[Start]

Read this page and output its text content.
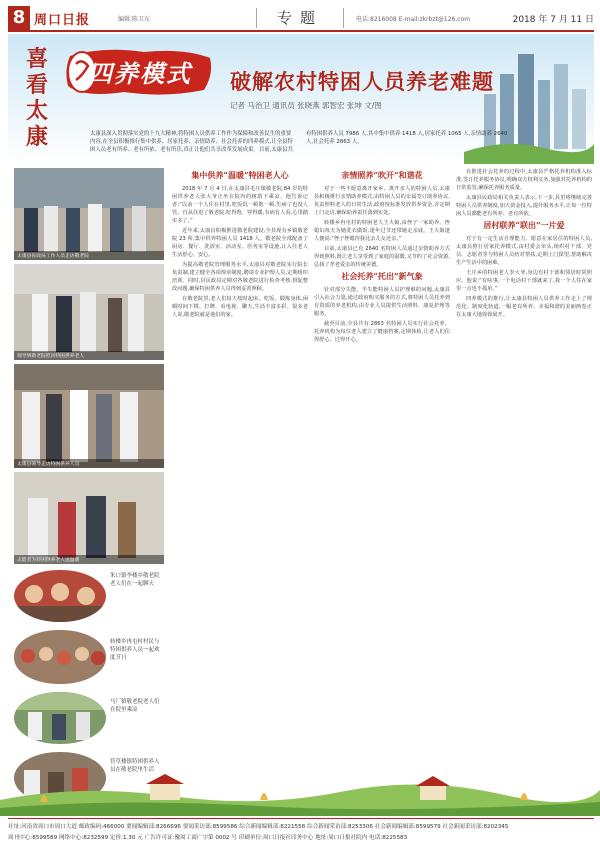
8 周口日报	编辑:陈卫东	专题	电话:8216008 E-mail:zkrbzt@126.com	2018 年 7 月 11 日
喜
看
太
康
四养模式 破解农村特困人员养老难题
记者 马治卫 通讯员 张晓燕 郭智宏 张坤 文/图
太康县深入贯彻落实党的十九大精神,将特困人员供养工作作为保障和改善民生的重要内容,在全县积极推行集中供养、居家托养、亲情助养、社会托养的四养模式,让全县特困人员老有所养、老有所依、老有所乐,真正让他们共享改革发展成果。目前,太康县共有特困供养人员 7986 人,其中集中供养 1418 人,居家托养 1065 人,亲情助养 2640 人,社会托养 2863 人。
太康县民政局工作人员走访敬老院
领导到敬老院慰问特困供养老人
太康县领导走访特困供养人员
志愿者为特困供养老人送温暖
朱口镇李楼乡敬老院老人们在一起聊天
转楼乡冉屯村村民与特困供养人员一起欢度节日
马厂镇敬老院老人们在院里乘凉
符草楼镇特困供养人员在敬老院里生活
集中供养“温暖”特困老人心

2018 年 7 月 4 日,在太康县毛庄镇敬老院,84 岁的特困供养老人张大爷正坐在院内的树荫下乘凉。他告诉记者:“以前一个人住在村里,吃饭饥一顿饱一顿,生病了也没人管。自从住进了敬老院,吃得饱、穿得暖,有病有人看,心里踏实多了。”

近年来,太康县积极推进敬老院建设,全县现有乡镇敬老院 23 所,集中供养特困人员 1418 人。敬老院全部配备了厨房、餐厅、洗浴室、活动室、医务室等设施,让入住老人生活舒心、安心。

为提高敬老院管理服务水平,太康县对敬老院实行院长负责制,建立健全各项规章制度,聘请专业护理人员,定期组织培训。同时,县民政局定期对各敬老院进行检查考核,督促整改问题,确保特困供养人员得到妥善照顾。

在敬老院里,老人们每天按时起床、吃饭、锻炼身体,闲暇时间下棋、打牌、看电视、聊天,生活丰富多彩。很多老人说,敬老院就是他们的家。

亲情照养“吹开”和谐花

对于一些不愿意离开家乡、离开亲人的特困人员,太康县积极推行亲情助养模式,由特困人员的亲属签订助养协议,负责照料老人的日常生活,政府按标准发放供养资金,并定期上门走访,确保助养责任落到实处。

转楼乡冉屯村的特困老人王大娘,由侄子一家助养。侄媳妇每天为她洗衣做饭,逢年过节还带她走亲戚。王大娘逢人便说:“侄子侄媳待我比亲儿女还亲。”

目前,太康县已有 2640 名特困人员通过亲情助养方式得到照料,既让老人享受到了家庭的温暖,又节约了社会资源,弘扬了孝老爱亲的传统美德。

社会托养“托出”新气象

针对部分失能、半失能特困人员护理难的问题,太康县引入社会力量,通过政府购买服务的方式,将特困人员托养到有资质的养老机构,由专业人员提供生活照料、康复护理等服务。

截至目前,全县共有 2863 名特困人员实行社会托养。托养机构为每位老人建立了健康档案,定期体检,让老人们住得舒心、过得开心。

在推进社会托养的过程中,太康县严格托养机构准入标准,签订托养服务协议,明确双方权利义务,加强对托养机构的日常监管,确保托养服务质量。

太康县民政局相关负责人表示,下一步,县里将继续完善特困人员供养制度,加大资金投入,提升服务水平,让每一位特困人员都能老有所养、老有所依。

居村联养“联出”一片爱

对于有一定生活自理能力、愿意在家居住的特困人员,太康县推行居家托养模式,由村委会牵头,组织村干部、党员、志愿者等与特困人员结对帮扶,定期上门探望,帮助解决生产生活中的困难。

王庄乡的特困老人李大爷,身边有村干部和邻居时常照应。他说:“有啥事,一个电话村干部就来了,我一个人住在家里一点也不孤单。”

四养模式的推行,让太康县特困人员供养工作走上了规范化、制度化轨道,一幅老有所养、幸福和谐的美丽画卷正在太康大地徐徐展开。

社址:河南省周口市周口大道 邮政编码:466000 要闻编辑部:8266696 要闻采访部:8599586 综合新闻编辑部:8221558 综合新闻采访部:8253306 社会新闻编辑部:8599579 社会新闻采访部:8202345
周刊中心:8599589 网络中心:8232599 定价:1.30 元 广告许可证:豫周工商广字第 0002 号 印刷单位:周口日报社印务中心 地址:周口日报社院内 电话:8225583
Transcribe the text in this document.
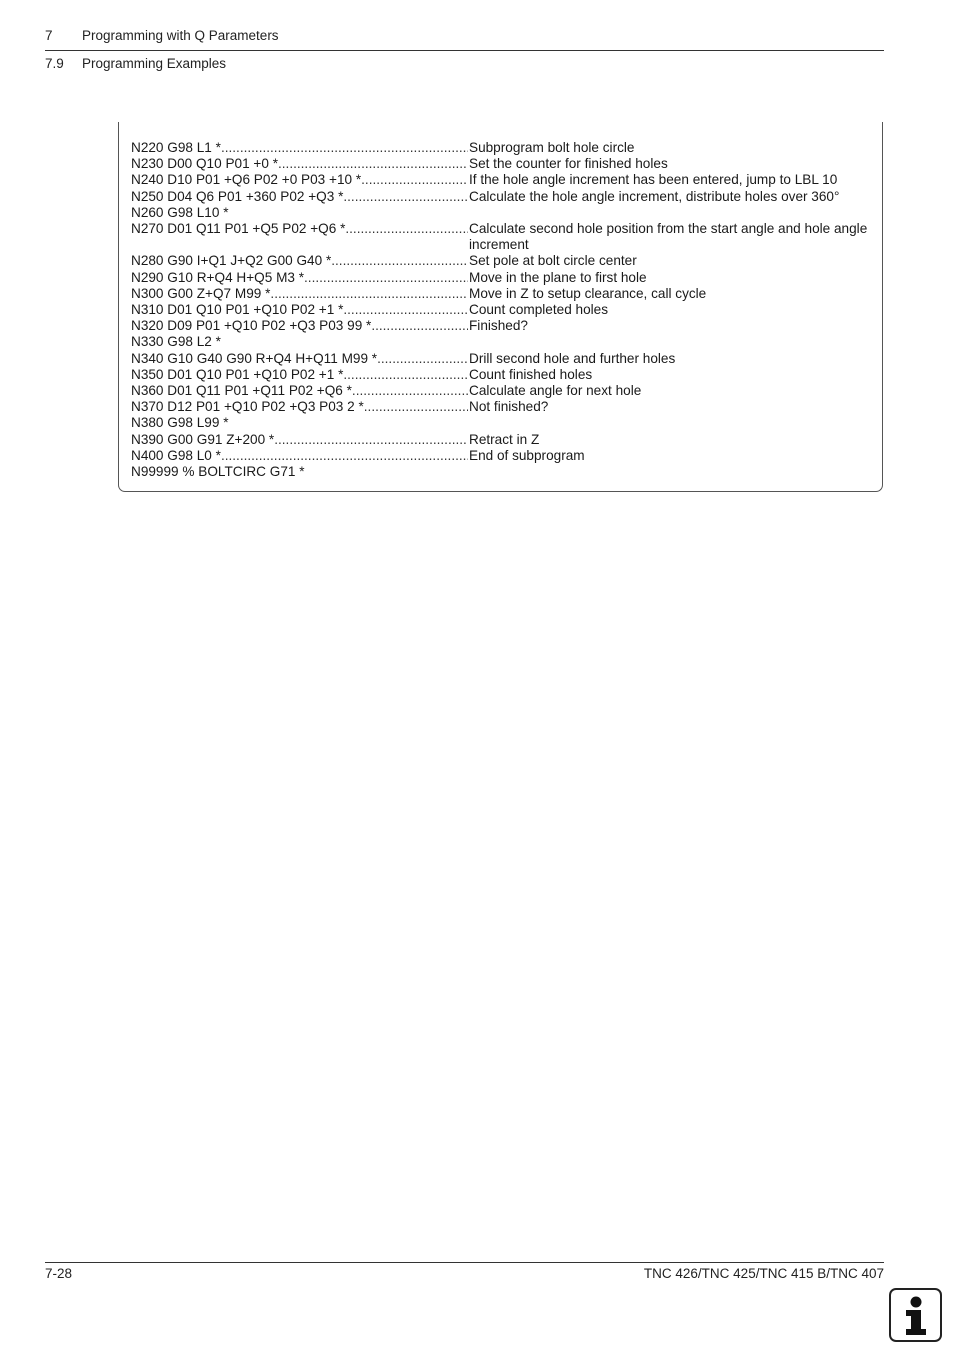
7 Programming with Q Parameters
7.9 Programming Examples
N220 G98 L1 * .....	Subprogram bolt hole circle
N230 D00 Q10 P01 +0 * .....	Set the counter for finished holes
N240 D10 P01 +Q6 P02 +0 P03 +10 * .....	If the hole angle increment has been entered, jump to LBL 10
N250 D04 Q6 P01 +360 P02 +Q3 * .....	Calculate the hole angle increment, distribute holes over 360°
N260 G98 L10 *
N270 D01 Q11 P01 +Q5 P02 +Q6 * .....	Calculate second hole position from the start angle and hole angle increment
N280 G90 I+Q1 J+Q2 G00 G40 * .....	Set pole at bolt circle center
N290 G10 R+Q4 H+Q5 M3 * .....	Move in the plane to first hole
N300 G00 Z+Q7 M99 * .....	Move in Z to setup clearance, call cycle
N310 D01 Q10 P01 +Q10 P02 +1 * .....	Count completed holes
N320 D09 P01 +Q10 P02 +Q3 P03 99 * .....	Finished?
N330 G98 L2 *
N340 G10 G40 G90 R+Q4 H+Q11 M99 * .....	Drill second hole and further holes
N350 D01 Q10 P01 +Q10 P02 +1 * .....	Count finished holes
N360 D01 Q11 P01 +Q11 P02 +Q6 * .....	Calculate angle for next hole
N370 D12 P01 +Q10 P02 +Q3 P03 2 * .....	Not finished?
N380 G98 L99 *
N390 G00 G91 Z+200 * .....	Retract in Z
N400 G98 L0 * .....	End of subprogram
N99999 % BOLTCIRC G71 *
7-28	TNC 426/TNC 425/TNC 415 B/TNC 407
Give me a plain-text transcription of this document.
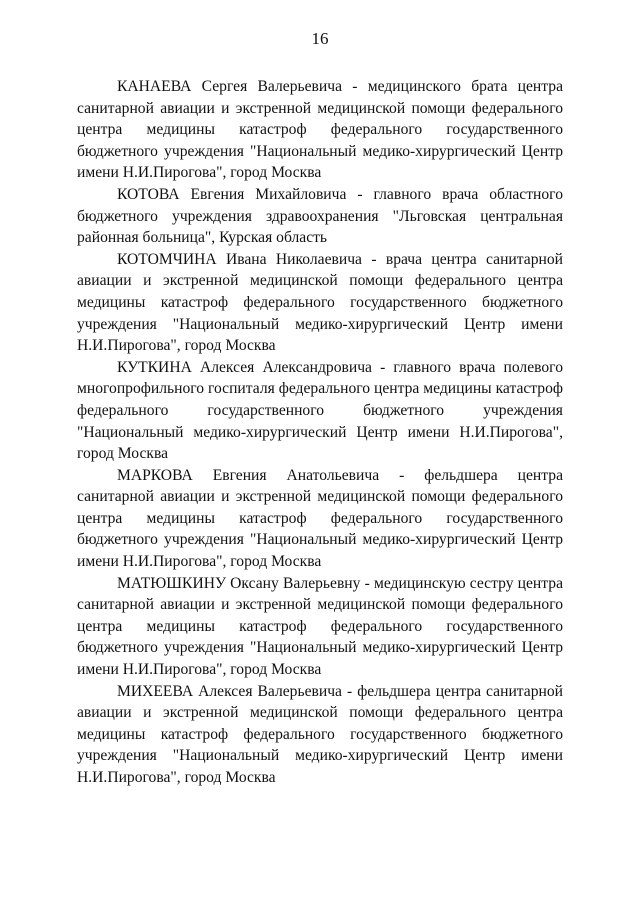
16

КАНАЕВА Сергея Валерьевича - медицинского брата центра санитарной авиации и экстренной медицинской помощи федерального центра медицины катастроф федерального государственного бюджетного учреждения "Национальный медико-хирургический Центр имени Н.И.Пирогова", город Москва

КОТОВА Евгения Михайловича - главного врача областного бюджетного учреждения здравоохранения "Льговская центральная районная больница", Курская область

КОТОМЧИНА Ивана Николаевича - врача центра санитарной авиации и экстренной медицинской помощи федерального центра медицины катастроф федерального государственного бюджетного учреждения "Национальный медико-хирургический Центр имени Н.И.Пирогова", город Москва

КУТКИНА Алексея Александровича - главного врача полевого многопрофильного госпиталя федерального центра медицины катастроф федерального государственного бюджетного учреждения "Национальный медико-хирургический Центр имени Н.И.Пирогова", город Москва

МАРКОВА Евгения Анатольевича - фельдшера центра санитарной авиации и экстренной медицинской помощи федерального центра медицины катастроф федерального государственного бюджетного учреждения "Национальный медико-хирургический Центр имени Н.И.Пирогова", город Москва

МАТЮШКИНУ Оксану Валерьевну - медицинскую сестру центра санитарной авиации и экстренной медицинской помощи федерального центра медицины катастроф федерального государственного бюджетного учреждения "Национальный медико-хирургический Центр имени Н.И.Пирогова", город Москва

МИХЕЕВА Алексея Валерьевича - фельдшера центра санитарной авиации и экстренной медицинской помощи федерального центра медицины катастроф федерального государственного бюджетного учреждения "Национальный медико-хирургический Центр имени Н.И.Пирогова", город Москва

[End]

▶ _What is asked_
Each entry above should be reproduced exactly, with the pictures removed.

▶ _Answer below_
Read this page and output its text content.
8 周口日报	编辑:陈卫东	专题	电话:8216008 E-mail:zkrbzt@126.com	2018 年 7 月 11 日
喜
看
太
康
四养模式 破解农村特困人员养老难题
记者 马治卫 通讯员 张晓燕 郭智宏 张坤 文/图
太康县深入贯彻落实党的十九大精神,将特困人员供养工作作为保障和改善民生的重要内容,在全县积极推行集中供养、居家托养、亲情助养、社会托养的四养模式,让全县特困人员老有所养、老有所依、老有所乐,真正让他们共享改革发展成果。目前,太康县共有特困供养人员 7986 人,其中集中供养 1418 人,居家托养 1065 人,亲情助养 2640 人,社会托养 2863 人。
太康县民政局工作人员走访敬老院
领导到敬老院慰问特困供养老人
太康县领导走访特困供养人员
志愿者为特困供养老人送温暖
朱口镇李楼乡敬老院老人们在一起聊天
转楼乡冉屯村村民与特困供养人员一起欢度节日
马厂镇敬老院老人们在院里乘凉
符草楼镇特困供养人员在敬老院里生活
集中供养“温暖”特困老人心

2018 年 7 月 4 日,在太康县毛庄镇敬老院,84 岁的特困供养老人张大爷正坐在院内的树荫下乘凉。他告诉记者:“以前一个人住在村里,吃饭饥一顿饱一顿,生病了也没人管。自从住进了敬老院,吃得饱、穿得暖,有病有人看,心里踏实多了。”

近年来,太康县积极推进敬老院建设,全县现有乡镇敬老院 23 所,集中供养特困人员 1418 人。敬老院全部配备了厨房、餐厅、洗浴室、活动室、医务室等设施,让入住老人生活舒心、安心。

为提高敬老院管理服务水平,太康县对敬老院实行院长负责制,建立健全各项规章制度,聘请专业护理人员,定期组织培训。同时,县民政局定期对各敬老院进行检查考核,督促整改问题,确保特困供养人员得到妥善照顾。

在敬老院里,老人们每天按时起床、吃饭、锻炼身体,闲暇时间下棋、打牌、看电视、聊天,生活丰富多彩。很多老人说,敬老院就是他们的家。

亲情照养“吹开”和谐花

对于一些不愿意离开家乡、离开亲人的特困人员,太康县积极推行亲情助养模式,由特困人员的亲属签订助养协议,负责照料老人的日常生活,政府按标准发放供养资金,并定期上门走访,确保助养责任落到实处。

转楼乡冉屯村的特困老人王大娘,由侄子一家助养。侄媳妇每天为她洗衣做饭,逢年过节还带她走亲戚。王大娘逢人便说:“侄子侄媳待我比亲儿女还亲。”

目前,太康县已有 2640 名特困人员通过亲情助养方式得到照料,既让老人享受到了家庭的温暖,又节约了社会资源,弘扬了孝老爱亲的传统美德。

社会托养“托出”新气象

针对部分失能、半失能特困人员护理难的问题,太康县引入社会力量,通过政府购买服务的方式,将特困人员托养到有资质的养老机构,由专业人员提供生活照料、康复护理等服务。

截至目前,全县共有 2863 名特困人员实行社会托养。托养机构为每位老人建立了健康档案,定期体检,让老人们住得舒心、过得开心。

在推进社会托养的过程中,太康县严格托养机构准入标准,签订托养服务协议,明确双方权利义务,加强对托养机构的日常监管,确保托养服务质量。

太康县民政局相关负责人表示,下一步,县里将继续完善特困人员供养制度,加大资金投入,提升服务水平,让每一位特困人员都能老有所养、老有所依。

居村联养“联出”一片爱

对于有一定生活自理能力、愿意在家居住的特困人员,太康县推行居家托养模式,由村委会牵头,组织村干部、党员、志愿者等与特困人员结对帮扶,定期上门探望,帮助解决生产生活中的困难。

王庄乡的特困老人李大爷,身边有村干部和邻居时常照应。他说:“有啥事,一个电话村干部就来了,我一个人住在家里一点也不孤单。”

四养模式的推行,让太康县特困人员供养工作走上了规范化、制度化轨道,一幅老有所养、幸福和谐的美丽画卷正在太康大地徐徐展开。

社址:河南省周口市周口大道 邮政编码:466000 要闻编辑部:8266696 要闻采访部:8599586 综合新闻编辑部:8221558 综合新闻采访部:8253306 社会新闻编辑部:8599579 社会新闻采访部:8202345
周刊中心:8599589 网络中心:8232599 定价:1.30 元 广告许可证:豫周工商广字第 0002 号 印刷单位:周口日报社印务中心 地址:周口日报社院内 电话:8225583
Transcribe the text in this document.
7 Programming with Q Parameters
7.9 Programming Examples
N220 G98 L1 * .....	Subprogram bolt hole circle
N230 D00 Q10 P01 +0 * .....	Set the counter for finished holes
N240 D10 P01 +Q6 P02 +0 P03 +10 * .....	If the hole angle increment has been entered, jump to LBL 10
N250 D04 Q6 P01 +360 P02 +Q3 * .....	Calculate the hole angle increment, distribute holes over 360°
N260 G98 L10 *
N270 D01 Q11 P01 +Q5 P02 +Q6 * .....	Calculate second hole position from the start angle and hole angle increment
N280 G90 I+Q1 J+Q2 G00 G40 * .....	Set pole at bolt circle center
N290 G10 R+Q4 H+Q5 M3 * .....	Move in the plane to first hole
N300 G00 Z+Q7 M99 * .....	Move in Z to setup clearance, call cycle
N310 D01 Q10 P01 +Q10 P02 +1 * .....	Count completed holes
N320 D09 P01 +Q10 P02 +Q3 P03 99 * .....	Finished?
N330 G98 L2 *
N340 G10 G40 G90 R+Q4 H+Q11 M99 * .....	Drill second hole and further holes
N350 D01 Q10 P01 +Q10 P02 +1 * .....	Count finished holes
N360 D01 Q11 P01 +Q11 P02 +Q6 * .....	Calculate angle for next hole
N370 D12 P01 +Q10 P02 +Q3 P03 2 * .....	Not finished?
N380 G98 L99 *
N390 G00 G91 Z+200 * .....	Retract in Z
N400 G98 L0 * .....	End of subprogram
N99999 % BOLTCIRC G71 *
7-28	TNC 426/TNC 425/TNC 415 B/TNC 407
Give me a plain-text transcription of this document.
16

КАНАЕВА Сергея Валерьевича - медицинского брата центра санитарной авиации и экстренной медицинской помощи федерального центра медицины катастроф федерального государственного бюджетного учреждения "Национальный медико-хирургический Центр имени Н.И.Пирогова", город Москва

КОТОВА Евгения Михайловича - главного врача областного бюджетного учреждения здравоохранения "Льговская центральная районная больница", Курская область

КОТОМЧИНА Ивана Николаевича - врача центра санитарной авиации и экстренной медицинской помощи федерального центра медицины катастроф федерального государственного бюджетного учреждения "Национальный медико-хирургический Центр имени Н.И.Пирогова", город Москва

КУТКИНА Алексея Александровича - главного врача полевого многопрофильного госпиталя федерального центра медицины катастроф федерального государственного бюджетного учреждения "Национальный медико-хирургический Центр имени Н.И.Пирогова", город Москва

МАРКОВА Евгения Анатольевича - фельдшера центра санитарной авиации и экстренной медицинской помощи федерального центра медицины катастроф федерального государственного бюджетного учреждения "Национальный медико-хирургический Центр имени Н.И.Пирогова", город Москва

МАТЮШКИНУ Оксану Валерьевну - медицинскую сестру центра санитарной авиации и экстренной медицинской помощи федерального центра медицины катастроф федерального государственного бюджетного учреждения "Национальный медико-хирургический Центр имени Н.И.Пирогова", город Москва

МИХЕЕВА Алексея Валерьевича - фельдшера центра санитарной авиации и экстренной медицинской помощи федерального центра медицины катастроф федерального государственного бюджетного учреждения "Национальный медико-хирургический Центр имени Н.И.Пирогова", город Москва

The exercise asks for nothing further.